[What the task asks]:
Write out the records below word for word, please.

Excerpt from a dataset
— start —
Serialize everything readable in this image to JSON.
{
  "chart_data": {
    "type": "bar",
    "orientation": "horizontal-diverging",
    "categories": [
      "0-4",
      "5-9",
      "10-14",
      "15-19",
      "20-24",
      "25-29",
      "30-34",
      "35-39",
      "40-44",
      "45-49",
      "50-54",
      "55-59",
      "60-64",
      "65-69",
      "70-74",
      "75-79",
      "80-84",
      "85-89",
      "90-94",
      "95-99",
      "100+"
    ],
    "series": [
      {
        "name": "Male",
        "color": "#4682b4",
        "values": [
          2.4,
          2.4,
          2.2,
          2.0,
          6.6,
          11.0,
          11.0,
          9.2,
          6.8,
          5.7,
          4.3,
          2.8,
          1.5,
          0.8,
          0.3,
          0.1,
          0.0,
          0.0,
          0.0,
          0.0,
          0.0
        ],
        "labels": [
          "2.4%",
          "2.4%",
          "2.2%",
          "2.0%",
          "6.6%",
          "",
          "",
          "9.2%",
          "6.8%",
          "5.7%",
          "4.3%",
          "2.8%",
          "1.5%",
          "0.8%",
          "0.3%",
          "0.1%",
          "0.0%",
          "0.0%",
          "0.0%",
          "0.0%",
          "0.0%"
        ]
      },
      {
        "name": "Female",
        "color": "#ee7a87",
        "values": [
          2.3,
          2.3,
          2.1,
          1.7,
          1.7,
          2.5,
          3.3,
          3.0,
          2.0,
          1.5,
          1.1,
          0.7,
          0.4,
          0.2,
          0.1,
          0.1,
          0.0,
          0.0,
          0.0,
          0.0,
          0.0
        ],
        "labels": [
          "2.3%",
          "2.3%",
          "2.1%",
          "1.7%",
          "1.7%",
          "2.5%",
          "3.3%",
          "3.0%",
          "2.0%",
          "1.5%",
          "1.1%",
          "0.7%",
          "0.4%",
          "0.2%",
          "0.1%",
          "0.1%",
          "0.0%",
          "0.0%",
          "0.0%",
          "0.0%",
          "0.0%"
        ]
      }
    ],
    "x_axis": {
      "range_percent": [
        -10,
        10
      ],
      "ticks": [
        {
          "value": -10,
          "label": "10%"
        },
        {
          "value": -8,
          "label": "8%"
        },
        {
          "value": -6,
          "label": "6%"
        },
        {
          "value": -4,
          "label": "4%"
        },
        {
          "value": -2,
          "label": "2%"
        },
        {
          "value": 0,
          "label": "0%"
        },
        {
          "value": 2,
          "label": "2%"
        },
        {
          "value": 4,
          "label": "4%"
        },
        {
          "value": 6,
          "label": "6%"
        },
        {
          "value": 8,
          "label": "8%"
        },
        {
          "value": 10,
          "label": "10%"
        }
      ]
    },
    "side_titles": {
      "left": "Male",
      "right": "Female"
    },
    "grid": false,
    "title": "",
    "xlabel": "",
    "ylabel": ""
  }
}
— end —
[Result for this task]:
Serialize everything readable in this image to JSON.
{
  "chart_data": {
    "type": "bar",
    "orientation": "horizontal-diverging",
    "categories": [
      "0-4",
      "5-9",
      "10-14",
      "15-19",
      "20-24",
      "25-29",
      "30-34",
      "35-39",
      "40-44",
      "45-49",
      "50-54",
      "55-59",
      "60-64",
      "65-69",
      "70-74",
      "75-79",
      "80-84",
      "85-89",
      "90-94",
      "95-99",
      "100+"
    ],
    "series": [
      {
        "name": "Male",
        "color": "#4682b4",
        "values": [
          2.4,
          2.4,
          2.2,
          2.0,
          6.6,
          11.0,
          11.0,
          9.2,
          6.8,
          5.7,
          4.3,
          2.8,
          1.5,
          0.8,
          0.3,
          0.1,
          0.0,
          0.0,
          0.0,
          0.0,
          0.0
        ],
        "labels": [
          "2.4%",
          "2.4%",
          "2.2%",
          "2.0%",
          "6.6%",
          "",
          "",
          "9.2%",
          "6.8%",
          "5.7%",
          "4.3%",
          "2.8%",
          "1.5%",
          "0.8%",
          "0.3%",
          "0.1%",
          "0.0%",
          "0.0%",
          "0.0%",
          "0.0%",
          "0.0%"
        ]
      },
      {
        "name": "Female",
        "color": "#ee7a87",
        "values": [
          2.3,
          2.3,
          2.1,
          1.7,
          1.7,
          2.5,
          3.3,
          3.0,
          2.0,
          1.5,
          1.1,
          0.7,
          0.4,
          0.2,
          0.1,
          0.1,
          0.0,
          0.0,
          0.0,
          0.0,
          0.0
        ],
        "labels": [
          "2.3%",
          "2.3%",
          "2.1%",
          "1.7%",
          "1.7%",
          "2.5%",
          "3.3%",
          "3.0%",
          "2.0%",
          "1.5%",
          "1.1%",
          "0.7%",
          "0.4%",
          "0.2%",
          "0.1%",
          "0.1%",
          "0.0%",
          "0.0%",
          "0.0%",
          "0.0%",
          "0.0%"
        ]
      }
    ],
    "x_axis": {
      "range_percent": [
        -10,
        10
      ],
      "ticks": [
        {
          "value": -10,
          "label": "10%"
        },
        {
          "value": -8,
          "label": "8%"
        },
        {
          "value": -6,
          "label": "6%"
        },
        {
          "value": -4,
          "label": "4%"
        },
        {
          "value": -2,
          "label": "2%"
        },
        {
          "value": 0,
          "label": "0%"
        },
        {
          "value": 2,
          "label": "2%"
        },
        {
          "value": 4,
          "label": "4%"
        },
        {
          "value": 6,
          "label": "6%"
        },
        {
          "value": 8,
          "label": "8%"
        },
        {
          "value": 10,
          "label": "10%"
        }
      ]
    },
    "side_titles": {
      "left": "Male",
      "right": "Female"
    },
    "grid": false,
    "title": "",
    "xlabel": "",
    "ylabel": ""
  }
}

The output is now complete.